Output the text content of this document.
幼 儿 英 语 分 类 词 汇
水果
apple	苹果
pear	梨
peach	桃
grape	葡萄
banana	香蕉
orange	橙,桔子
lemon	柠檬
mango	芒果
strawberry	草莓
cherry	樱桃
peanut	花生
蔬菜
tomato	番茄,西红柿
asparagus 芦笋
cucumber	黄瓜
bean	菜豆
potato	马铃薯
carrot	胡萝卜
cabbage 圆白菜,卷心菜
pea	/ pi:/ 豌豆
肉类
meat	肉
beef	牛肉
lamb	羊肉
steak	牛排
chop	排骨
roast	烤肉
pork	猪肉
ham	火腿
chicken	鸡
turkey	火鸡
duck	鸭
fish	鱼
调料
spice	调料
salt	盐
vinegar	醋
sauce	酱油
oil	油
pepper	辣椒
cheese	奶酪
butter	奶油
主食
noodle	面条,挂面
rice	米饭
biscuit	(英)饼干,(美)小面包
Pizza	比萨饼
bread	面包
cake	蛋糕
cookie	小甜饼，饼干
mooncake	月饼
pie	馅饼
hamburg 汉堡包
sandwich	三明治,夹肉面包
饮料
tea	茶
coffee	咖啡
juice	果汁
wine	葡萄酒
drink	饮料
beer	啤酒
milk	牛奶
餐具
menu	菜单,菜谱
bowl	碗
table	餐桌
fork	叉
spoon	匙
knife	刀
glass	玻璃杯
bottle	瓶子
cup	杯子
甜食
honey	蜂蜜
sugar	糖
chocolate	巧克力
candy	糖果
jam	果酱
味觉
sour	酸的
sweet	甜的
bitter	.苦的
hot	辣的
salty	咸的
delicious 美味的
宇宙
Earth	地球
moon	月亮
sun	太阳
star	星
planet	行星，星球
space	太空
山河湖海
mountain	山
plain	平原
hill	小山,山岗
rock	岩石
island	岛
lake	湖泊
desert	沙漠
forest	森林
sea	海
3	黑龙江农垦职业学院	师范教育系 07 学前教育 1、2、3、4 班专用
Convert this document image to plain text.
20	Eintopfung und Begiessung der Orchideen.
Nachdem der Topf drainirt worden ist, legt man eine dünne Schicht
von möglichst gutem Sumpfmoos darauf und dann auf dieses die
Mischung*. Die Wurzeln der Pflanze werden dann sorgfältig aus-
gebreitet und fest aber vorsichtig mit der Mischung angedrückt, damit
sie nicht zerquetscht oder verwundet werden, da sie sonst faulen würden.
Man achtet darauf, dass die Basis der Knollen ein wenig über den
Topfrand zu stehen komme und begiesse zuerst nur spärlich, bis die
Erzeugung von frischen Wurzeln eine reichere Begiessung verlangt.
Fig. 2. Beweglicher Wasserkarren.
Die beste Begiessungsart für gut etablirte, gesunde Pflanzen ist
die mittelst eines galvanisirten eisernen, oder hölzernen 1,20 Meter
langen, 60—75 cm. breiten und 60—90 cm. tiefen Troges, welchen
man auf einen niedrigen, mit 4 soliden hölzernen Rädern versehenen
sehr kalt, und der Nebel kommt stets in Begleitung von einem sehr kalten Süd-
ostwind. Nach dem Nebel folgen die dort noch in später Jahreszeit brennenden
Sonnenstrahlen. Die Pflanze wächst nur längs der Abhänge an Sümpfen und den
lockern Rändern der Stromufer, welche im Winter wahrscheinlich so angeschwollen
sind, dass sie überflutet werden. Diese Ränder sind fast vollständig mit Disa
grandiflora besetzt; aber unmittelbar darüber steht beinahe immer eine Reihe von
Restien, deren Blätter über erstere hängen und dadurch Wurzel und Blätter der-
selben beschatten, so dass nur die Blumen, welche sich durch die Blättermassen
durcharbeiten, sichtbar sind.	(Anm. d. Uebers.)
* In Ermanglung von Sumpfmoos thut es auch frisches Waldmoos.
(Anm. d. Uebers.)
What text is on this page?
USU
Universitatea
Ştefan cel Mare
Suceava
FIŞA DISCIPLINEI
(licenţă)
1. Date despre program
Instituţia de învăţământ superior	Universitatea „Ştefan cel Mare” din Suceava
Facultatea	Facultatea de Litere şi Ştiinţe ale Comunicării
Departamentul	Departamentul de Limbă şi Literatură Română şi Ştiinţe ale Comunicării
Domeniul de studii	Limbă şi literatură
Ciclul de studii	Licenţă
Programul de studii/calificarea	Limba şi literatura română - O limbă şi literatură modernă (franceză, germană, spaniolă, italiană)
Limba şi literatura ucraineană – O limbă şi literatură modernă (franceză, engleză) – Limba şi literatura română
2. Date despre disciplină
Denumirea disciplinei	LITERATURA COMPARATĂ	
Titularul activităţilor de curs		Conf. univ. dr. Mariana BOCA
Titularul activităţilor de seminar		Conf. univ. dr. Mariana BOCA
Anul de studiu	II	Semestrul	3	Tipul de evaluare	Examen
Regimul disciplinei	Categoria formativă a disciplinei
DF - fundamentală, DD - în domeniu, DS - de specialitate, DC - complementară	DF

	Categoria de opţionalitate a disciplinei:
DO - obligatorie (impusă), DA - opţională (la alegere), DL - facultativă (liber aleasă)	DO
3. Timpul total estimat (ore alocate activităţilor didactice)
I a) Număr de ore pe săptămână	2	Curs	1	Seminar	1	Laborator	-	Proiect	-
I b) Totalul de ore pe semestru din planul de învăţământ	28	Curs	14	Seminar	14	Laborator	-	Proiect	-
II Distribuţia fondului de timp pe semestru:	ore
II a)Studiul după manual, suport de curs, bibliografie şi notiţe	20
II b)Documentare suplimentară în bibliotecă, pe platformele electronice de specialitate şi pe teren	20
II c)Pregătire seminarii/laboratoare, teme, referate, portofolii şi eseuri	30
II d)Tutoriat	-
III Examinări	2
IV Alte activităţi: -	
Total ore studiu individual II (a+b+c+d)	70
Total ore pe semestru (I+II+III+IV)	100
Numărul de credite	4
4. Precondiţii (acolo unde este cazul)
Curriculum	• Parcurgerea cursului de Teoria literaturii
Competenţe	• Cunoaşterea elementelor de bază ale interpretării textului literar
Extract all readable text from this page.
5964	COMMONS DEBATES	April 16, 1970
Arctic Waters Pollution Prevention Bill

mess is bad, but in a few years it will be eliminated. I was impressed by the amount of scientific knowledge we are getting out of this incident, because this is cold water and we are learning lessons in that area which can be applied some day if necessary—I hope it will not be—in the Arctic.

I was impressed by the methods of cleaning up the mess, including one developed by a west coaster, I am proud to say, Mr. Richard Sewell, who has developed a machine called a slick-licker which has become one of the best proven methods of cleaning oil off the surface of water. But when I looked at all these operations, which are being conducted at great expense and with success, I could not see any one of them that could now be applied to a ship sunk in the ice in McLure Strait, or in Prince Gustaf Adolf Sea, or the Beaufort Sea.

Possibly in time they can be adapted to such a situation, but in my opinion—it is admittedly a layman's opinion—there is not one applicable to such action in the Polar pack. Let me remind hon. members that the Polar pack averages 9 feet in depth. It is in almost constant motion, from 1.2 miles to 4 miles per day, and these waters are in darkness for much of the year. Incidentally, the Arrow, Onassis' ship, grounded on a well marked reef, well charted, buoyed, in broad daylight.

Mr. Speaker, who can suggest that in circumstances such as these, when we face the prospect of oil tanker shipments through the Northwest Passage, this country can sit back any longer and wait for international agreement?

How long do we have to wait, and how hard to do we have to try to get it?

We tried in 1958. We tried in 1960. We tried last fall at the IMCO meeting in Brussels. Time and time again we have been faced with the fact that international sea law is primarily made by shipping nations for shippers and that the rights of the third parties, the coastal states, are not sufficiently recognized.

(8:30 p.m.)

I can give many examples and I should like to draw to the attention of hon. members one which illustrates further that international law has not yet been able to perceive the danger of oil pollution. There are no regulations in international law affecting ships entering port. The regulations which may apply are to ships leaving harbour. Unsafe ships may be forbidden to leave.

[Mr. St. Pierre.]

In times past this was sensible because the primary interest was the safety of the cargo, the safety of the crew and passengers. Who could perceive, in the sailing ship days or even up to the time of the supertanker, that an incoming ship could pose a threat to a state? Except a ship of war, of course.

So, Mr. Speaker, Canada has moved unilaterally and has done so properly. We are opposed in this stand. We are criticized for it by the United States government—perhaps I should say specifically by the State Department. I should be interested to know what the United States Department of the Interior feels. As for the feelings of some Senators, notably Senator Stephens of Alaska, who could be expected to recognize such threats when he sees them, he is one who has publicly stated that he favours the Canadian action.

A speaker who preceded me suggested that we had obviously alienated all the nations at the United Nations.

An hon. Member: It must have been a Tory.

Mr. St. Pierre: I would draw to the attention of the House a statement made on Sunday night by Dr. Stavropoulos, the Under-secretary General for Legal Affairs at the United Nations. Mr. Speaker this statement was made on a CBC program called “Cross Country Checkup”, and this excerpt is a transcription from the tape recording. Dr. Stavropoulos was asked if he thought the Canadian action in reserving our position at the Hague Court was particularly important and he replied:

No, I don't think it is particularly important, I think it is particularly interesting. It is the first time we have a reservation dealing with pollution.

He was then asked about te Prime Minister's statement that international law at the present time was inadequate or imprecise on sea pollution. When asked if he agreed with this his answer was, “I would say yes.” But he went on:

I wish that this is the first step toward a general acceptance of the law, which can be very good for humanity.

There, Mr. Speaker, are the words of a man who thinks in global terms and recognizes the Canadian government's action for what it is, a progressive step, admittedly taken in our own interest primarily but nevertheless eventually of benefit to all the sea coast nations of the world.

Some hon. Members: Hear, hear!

[Stated goal] Copy all lines of the material above where the string "because" occurs.

[Problem solution]
mess is bad, but in a few years it will be eliminated. I was impressed by the amount of scientific knowledge we are getting out of this incident, because this is cold water and we are learning lessons in that area which can be applied some day if necessary—I hope it will not be—in the Arctic.
In times past this was sensible because the primary interest was the safety of the cargo, the safety of the crew and passengers. Who could perceive, in the sailing ship days or even up to the time of the supertanker, that an incoming ship could pose a threat to a state? Except a ship of war, of course.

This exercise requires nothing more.